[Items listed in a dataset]
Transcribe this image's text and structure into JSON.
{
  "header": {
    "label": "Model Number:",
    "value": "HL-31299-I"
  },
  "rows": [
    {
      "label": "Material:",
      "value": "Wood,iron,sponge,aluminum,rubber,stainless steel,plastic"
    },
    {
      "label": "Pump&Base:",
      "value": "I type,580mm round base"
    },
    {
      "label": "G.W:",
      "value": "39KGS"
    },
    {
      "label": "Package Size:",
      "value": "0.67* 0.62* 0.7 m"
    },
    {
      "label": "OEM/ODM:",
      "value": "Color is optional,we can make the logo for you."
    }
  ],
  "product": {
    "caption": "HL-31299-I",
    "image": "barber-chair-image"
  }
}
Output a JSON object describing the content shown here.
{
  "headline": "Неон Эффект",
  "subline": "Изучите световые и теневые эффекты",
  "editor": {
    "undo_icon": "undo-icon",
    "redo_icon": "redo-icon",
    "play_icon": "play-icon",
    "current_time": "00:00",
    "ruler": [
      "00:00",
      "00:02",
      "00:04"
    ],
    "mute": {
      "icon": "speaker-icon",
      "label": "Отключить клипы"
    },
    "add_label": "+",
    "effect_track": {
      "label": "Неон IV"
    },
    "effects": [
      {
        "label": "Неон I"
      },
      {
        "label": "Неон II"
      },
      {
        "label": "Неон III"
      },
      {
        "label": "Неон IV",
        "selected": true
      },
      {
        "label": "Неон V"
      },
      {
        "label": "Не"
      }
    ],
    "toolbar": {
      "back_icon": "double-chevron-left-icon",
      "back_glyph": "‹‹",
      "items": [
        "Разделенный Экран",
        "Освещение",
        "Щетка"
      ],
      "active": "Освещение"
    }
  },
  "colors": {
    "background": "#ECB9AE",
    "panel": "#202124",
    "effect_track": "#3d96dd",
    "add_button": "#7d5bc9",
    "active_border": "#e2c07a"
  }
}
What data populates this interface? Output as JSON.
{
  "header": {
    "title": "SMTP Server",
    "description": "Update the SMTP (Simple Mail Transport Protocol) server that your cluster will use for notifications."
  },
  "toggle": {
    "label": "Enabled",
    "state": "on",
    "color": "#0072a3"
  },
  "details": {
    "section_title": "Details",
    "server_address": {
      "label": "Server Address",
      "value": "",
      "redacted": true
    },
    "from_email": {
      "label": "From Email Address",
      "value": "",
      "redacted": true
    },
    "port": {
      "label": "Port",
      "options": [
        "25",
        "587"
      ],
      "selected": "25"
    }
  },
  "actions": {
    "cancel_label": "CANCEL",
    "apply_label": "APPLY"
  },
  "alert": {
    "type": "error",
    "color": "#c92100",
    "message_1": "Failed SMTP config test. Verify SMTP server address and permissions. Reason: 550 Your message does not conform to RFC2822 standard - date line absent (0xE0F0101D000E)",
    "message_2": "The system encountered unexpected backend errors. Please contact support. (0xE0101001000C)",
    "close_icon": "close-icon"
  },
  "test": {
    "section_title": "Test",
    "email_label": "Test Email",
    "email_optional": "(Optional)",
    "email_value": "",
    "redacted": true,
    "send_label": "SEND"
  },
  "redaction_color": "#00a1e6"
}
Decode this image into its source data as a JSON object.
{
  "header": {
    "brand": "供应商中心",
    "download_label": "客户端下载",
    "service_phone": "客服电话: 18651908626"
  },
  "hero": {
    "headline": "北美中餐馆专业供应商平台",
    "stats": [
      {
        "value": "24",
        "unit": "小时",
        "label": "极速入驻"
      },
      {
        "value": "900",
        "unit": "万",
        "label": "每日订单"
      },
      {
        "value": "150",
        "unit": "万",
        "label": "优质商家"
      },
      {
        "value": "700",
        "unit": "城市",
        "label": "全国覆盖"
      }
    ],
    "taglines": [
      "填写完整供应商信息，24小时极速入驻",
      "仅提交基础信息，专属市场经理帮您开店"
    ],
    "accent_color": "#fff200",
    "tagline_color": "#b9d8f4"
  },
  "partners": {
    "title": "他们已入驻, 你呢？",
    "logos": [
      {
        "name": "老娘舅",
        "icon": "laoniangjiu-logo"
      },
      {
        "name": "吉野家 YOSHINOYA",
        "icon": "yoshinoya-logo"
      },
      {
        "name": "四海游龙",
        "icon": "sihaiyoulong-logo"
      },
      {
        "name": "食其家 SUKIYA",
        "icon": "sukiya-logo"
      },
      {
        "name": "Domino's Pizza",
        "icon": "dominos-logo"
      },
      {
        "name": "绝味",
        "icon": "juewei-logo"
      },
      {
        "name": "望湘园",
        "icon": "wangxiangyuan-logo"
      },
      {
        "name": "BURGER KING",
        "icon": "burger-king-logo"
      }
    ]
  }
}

▶ Exercise directions:
Repeat only what runs from the line holding "Decode this image" to the end of the data, keeping every line exactly as written, first and last included.

▶ Exercise solution:
Decode this image into its source data as a JSON object.
{
  "header": {
    "brand": "供应商中心",
    "download_label": "客户端下载",
    "service_phone": "客服电话: 18651908626"
  },
  "hero": {
    "headline": "北美中餐馆专业供应商平台",
    "stats": [
      {
        "value": "24",
        "unit": "小时",
        "label": "极速入驻"
      },
      {
        "value": "900",
        "unit": "万",
        "label": "每日订单"
      },
      {
        "value": "150",
        "unit": "万",
        "label": "优质商家"
      },
      {
        "value": "700",
        "unit": "城市",
        "label": "全国覆盖"
      }
    ],
    "taglines": [
      "填写完整供应商信息，24小时极速入驻",
      "仅提交基础信息，专属市场经理帮您开店"
    ],
    "accent_color": "#fff200",
    "tagline_color": "#b9d8f4"
  },
  "partners": {
    "title": "他们已入驻, 你呢？",
    "logos": [
      {
        "name": "老娘舅",
        "icon": "laoniangjiu-logo"
      },
      {
        "name": "吉野家 YOSHINOYA",
        "icon": "yoshinoya-logo"
      },
      {
        "name": "四海游龙",
        "icon": "sihaiyoulong-logo"
      },
      {
        "name": "食其家 SUKIYA",
        "icon": "sukiya-logo"
      },
      {
        "name": "Domino's Pizza",
        "icon": "dominos-logo"
      },
      {
        "name": "绝味",
        "icon": "juewei-logo"
      },
      {
        "name": "望湘园",
        "icon": "wangxiangyuan-logo"
      },
      {
        "name": "BURGER KING",
        "icon": "burger-king-logo"
      }
    ]
  }
}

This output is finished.